Problem to work on -
Leave the pictures out, and retype all of the material exactly as written.

Material provided -
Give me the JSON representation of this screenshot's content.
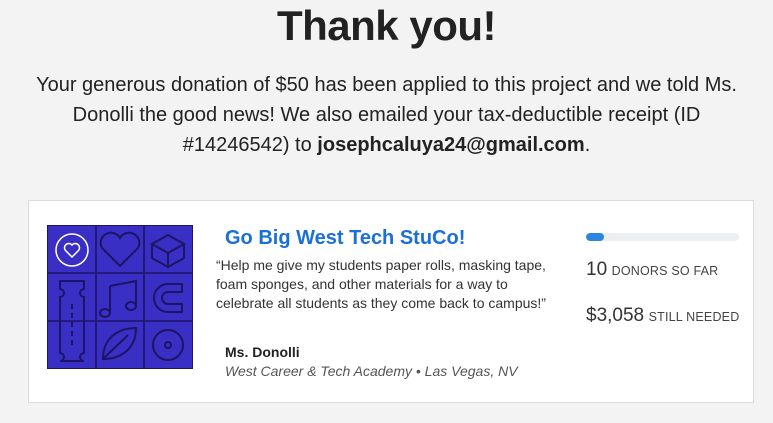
{
  "page": {
    "title": "Thank you!",
    "message": {
      "part1": "Your generous donation of $50 has been applied to this project and we told Ms. Donolli the good news! We also emailed your tax-deductible receipt (ID #14246542) to ",
      "email": "josephcaluya24@gmail.com",
      "part2": "."
    }
  },
  "project": {
    "title": "Go Big West Tech StuCo!",
    "quote": "“Help me give my students paper rolls, masking tape, foam sponges, and other materials for a way to celebrate all students as they come back to campus!”",
    "teacher": "Ms. Donolli",
    "school": "West Career & Tech Academy • Las Vegas, NV",
    "artwork_icons": [
      "heart-icon",
      "box-icon",
      "ticket-icon",
      "music-note-icon",
      "magnet-icon",
      "leaf-icon",
      "record-icon"
    ],
    "progress_fraction": 0.12,
    "donors_count": "10",
    "donors_label": "DONORS SO FAR",
    "needed_amount": "$3,058",
    "needed_label": "STILL NEEDED"
  },
  "colors": {
    "accent_link": "#1b6fd8",
    "artwork_bg": "#3a2fc4",
    "progress_fill": "#2a86e3"
  }
}
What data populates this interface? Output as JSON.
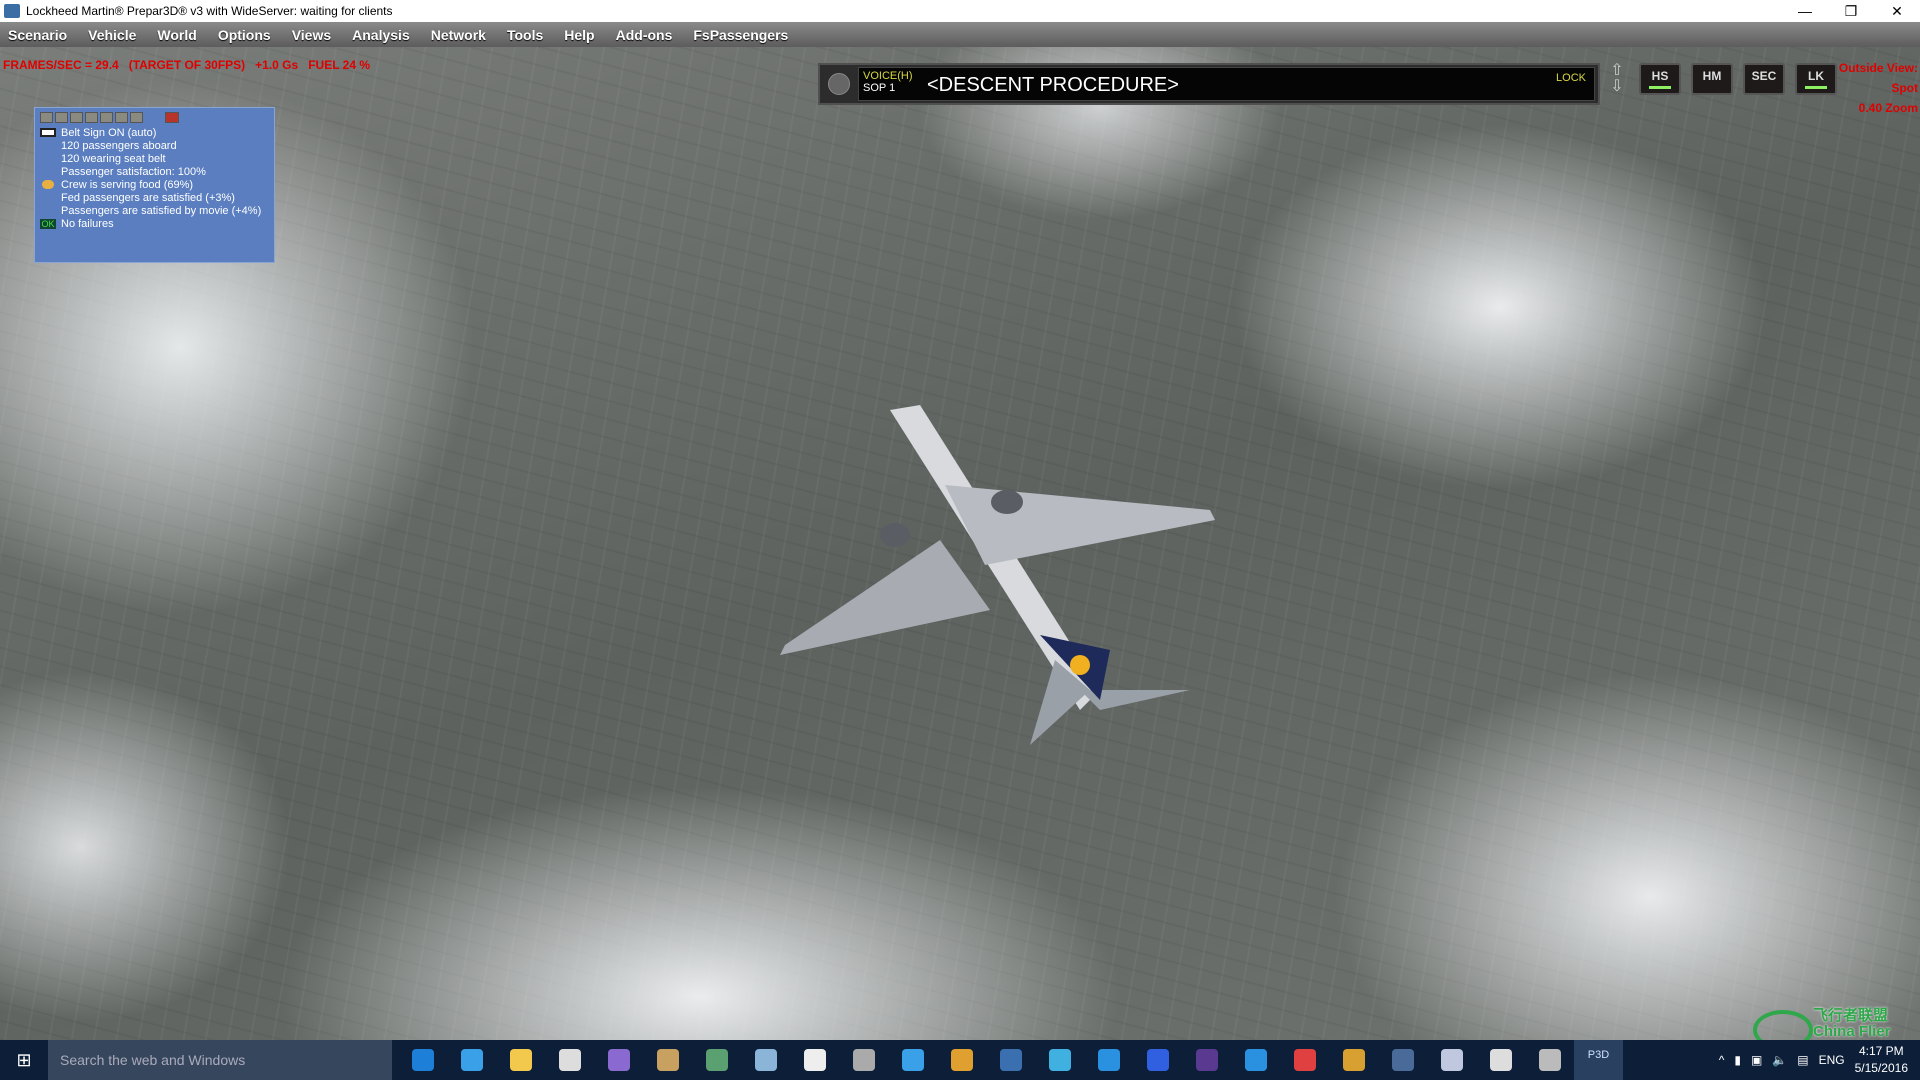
{
  "window": {
    "title": "Lockheed Martin® Prepar3D® v3 with WideServer: waiting for clients",
    "controls": [
      "—",
      "❐",
      "✕"
    ]
  },
  "menu": [
    "Scenario",
    "Vehicle",
    "World",
    "Options",
    "Views",
    "Analysis",
    "Network",
    "Tools",
    "Help",
    "Add-ons",
    "FsPassengers"
  ],
  "status_line": "FRAMES/SEC = 29.4   (TARGET OF 30FPS)   +1.0 Gs   FUEL 24 %",
  "fspassengers": {
    "lines": [
      {
        "icon": "seatbelt-icon",
        "text": "Belt Sign ON (auto)"
      },
      {
        "icon": "",
        "text": "120 passengers aboard"
      },
      {
        "icon": "",
        "text": "120 wearing seat belt"
      },
      {
        "icon": "",
        "text": "Passenger satisfaction: 100%"
      },
      {
        "icon": "food-icon",
        "text": "Crew is serving food (69%)"
      },
      {
        "icon": "",
        "text": "Fed passengers are satisfied (+3%)"
      },
      {
        "icon": "",
        "text": "Passengers are satisfied by movie (+4%)"
      },
      {
        "icon": "ok-icon",
        "text": "No failures"
      }
    ],
    "ok_label": "OK"
  },
  "voice_panel": {
    "mode": "VOICE(H)",
    "sop": "SOP 1",
    "message": "<DESCENT PROCEDURE>",
    "lock": "LOCK",
    "buttons": [
      {
        "label": "HS",
        "on": true
      },
      {
        "label": "HM",
        "on": false
      },
      {
        "label": "SEC",
        "on": false
      },
      {
        "label": "LK",
        "on": true
      }
    ]
  },
  "view_info": [
    "Outside View:",
    "Spot",
    "0.40 Zoom"
  ],
  "taskbar": {
    "search_placeholder": "Search the web and Windows",
    "apps": [
      {
        "name": "edge",
        "color": "#1e7fd8"
      },
      {
        "name": "internet-explorer",
        "color": "#3aa0e8"
      },
      {
        "name": "file-explorer",
        "color": "#f2c94c"
      },
      {
        "name": "store",
        "color": "#dddddd"
      },
      {
        "name": "app-purple",
        "color": "#8a6ad0"
      },
      {
        "name": "paint",
        "color": "#c8a060"
      },
      {
        "name": "app-green",
        "color": "#5aa070"
      },
      {
        "name": "notepad",
        "color": "#8ab4d8"
      },
      {
        "name": "calculator",
        "color": "#eeeeee"
      },
      {
        "name": "globe",
        "color": "#aaaaaa"
      },
      {
        "name": "plane-app",
        "color": "#3aa0e8"
      },
      {
        "name": "chrome",
        "color": "#e0a030"
      },
      {
        "name": "python",
        "color": "#3a70b0"
      },
      {
        "name": "app-cyan",
        "color": "#40b0e0"
      },
      {
        "name": "downloader",
        "color": "#2a90e0"
      },
      {
        "name": "thunder",
        "color": "#3060e0"
      },
      {
        "name": "app-violet",
        "color": "#5a3a90"
      },
      {
        "name": "baidu-cloud",
        "color": "#2a90e0"
      },
      {
        "name": "qq",
        "color": "#e04040"
      },
      {
        "name": "feather",
        "color": "#d8a030"
      },
      {
        "name": "cpnl",
        "color": "#4a6a9a"
      },
      {
        "name": "doc-app",
        "color": "#c0c8e0"
      },
      {
        "name": "n-app",
        "color": "#dddddd"
      },
      {
        "name": "ezca",
        "color": "#bbbbbb"
      },
      {
        "name": "p3d",
        "color": "#4a6ea5",
        "active": true,
        "label": "P3D"
      }
    ],
    "tray": {
      "lang": "ENG",
      "time": "4:17 PM",
      "date": "5/15/2016"
    }
  },
  "watermark": {
    "cn": "飞行者联盟",
    "en": "China Flier"
  }
}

Answer -
Give me the JSON representation of this screenshot's content.
{
  "page": {
    "title": "Thank you!",
    "message": {
      "part1": "Your generous donation of $50 has been applied to this project and we told Ms. Donolli the good news! We also emailed your tax-deductible receipt (ID #14246542) to ",
      "email": "josephcaluya24@gmail.com",
      "part2": "."
    }
  },
  "project": {
    "title": "Go Big West Tech StuCo!",
    "quote": "“Help me give my students paper rolls, masking tape, foam sponges, and other materials for a way to celebrate all students as they come back to campus!”",
    "teacher": "Ms. Donolli",
    "school": "West Career & Tech Academy • Las Vegas, NV",
    "artwork_icons": [
      "heart-icon",
      "box-icon",
      "ticket-icon",
      "music-note-icon",
      "magnet-icon",
      "leaf-icon",
      "record-icon"
    ],
    "progress_fraction": 0.12,
    "donors_count": "10",
    "donors_label": "DONORS SO FAR",
    "needed_amount": "$3,058",
    "needed_label": "STILL NEEDED"
  },
  "colors": {
    "accent_link": "#1b6fd8",
    "artwork_bg": "#3a2fc4",
    "progress_fill": "#2a86e3"
  }
}
What data populates this interface? Output as JSON.
{
  "window": {
    "title": "Lockheed Martin® Prepar3D® v3 with WideServer: waiting for clients",
    "controls": [
      "—",
      "❐",
      "✕"
    ]
  },
  "menu": [
    "Scenario",
    "Vehicle",
    "World",
    "Options",
    "Views",
    "Analysis",
    "Network",
    "Tools",
    "Help",
    "Add-ons",
    "FsPassengers"
  ],
  "status_line": "FRAMES/SEC = 29.4   (TARGET OF 30FPS)   +1.0 Gs   FUEL 24 %",
  "fspassengers": {
    "lines": [
      {
        "icon": "seatbelt-icon",
        "text": "Belt Sign ON (auto)"
      },
      {
        "icon": "",
        "text": "120 passengers aboard"
      },
      {
        "icon": "",
        "text": "120 wearing seat belt"
      },
      {
        "icon": "",
        "text": "Passenger satisfaction: 100%"
      },
      {
        "icon": "food-icon",
        "text": "Crew is serving food (69%)"
      },
      {
        "icon": "",
        "text": "Fed passengers are satisfied (+3%)"
      },
      {
        "icon": "",
        "text": "Passengers are satisfied by movie (+4%)"
      },
      {
        "icon": "ok-icon",
        "text": "No failures"
      }
    ],
    "ok_label": "OK"
  },
  "voice_panel": {
    "mode": "VOICE(H)",
    "sop": "SOP 1",
    "message": "<DESCENT PROCEDURE>",
    "lock": "LOCK",
    "buttons": [
      {
        "label": "HS",
        "on": true
      },
      {
        "label": "HM",
        "on": false
      },
      {
        "label": "SEC",
        "on": false
      },
      {
        "label": "LK",
        "on": true
      }
    ]
  },
  "view_info": [
    "Outside View:",
    "Spot",
    "0.40 Zoom"
  ],
  "taskbar": {
    "search_placeholder": "Search the web and Windows",
    "apps": [
      {
        "name": "edge",
        "color": "#1e7fd8"
      },
      {
        "name": "internet-explorer",
        "color": "#3aa0e8"
      },
      {
        "name": "file-explorer",
        "color": "#f2c94c"
      },
      {
        "name": "store",
        "color": "#dddddd"
      },
      {
        "name": "app-purple",
        "color": "#8a6ad0"
      },
      {
        "name": "paint",
        "color": "#c8a060"
      },
      {
        "name": "app-green",
        "color": "#5aa070"
      },
      {
        "name": "notepad",
        "color": "#8ab4d8"
      },
      {
        "name": "calculator",
        "color": "#eeeeee"
      },
      {
        "name": "globe",
        "color": "#aaaaaa"
      },
      {
        "name": "plane-app",
        "color": "#3aa0e8"
      },
      {
        "name": "chrome",
        "color": "#e0a030"
      },
      {
        "name": "python",
        "color": "#3a70b0"
      },
      {
        "name": "app-cyan",
        "color": "#40b0e0"
      },
      {
        "name": "downloader",
        "color": "#2a90e0"
      },
      {
        "name": "thunder",
        "color": "#3060e0"
      },
      {
        "name": "app-violet",
        "color": "#5a3a90"
      },
      {
        "name": "baidu-cloud",
        "color": "#2a90e0"
      },
      {
        "name": "qq",
        "color": "#e04040"
      },
      {
        "name": "feather",
        "color": "#d8a030"
      },
      {
        "name": "cpnl",
        "color": "#4a6a9a"
      },
      {
        "name": "doc-app",
        "color": "#c0c8e0"
      },
      {
        "name": "n-app",
        "color": "#dddddd"
      },
      {
        "name": "ezca",
        "color": "#bbbbbb"
      },
      {
        "name": "p3d",
        "color": "#4a6ea5",
        "active": true,
        "label": "P3D"
      }
    ],
    "tray": {
      "lang": "ENG",
      "time": "4:17 PM",
      "date": "5/15/2016"
    }
  },
  "watermark": {
    "cn": "飞行者联盟",
    "en": "China Flier"
  }
}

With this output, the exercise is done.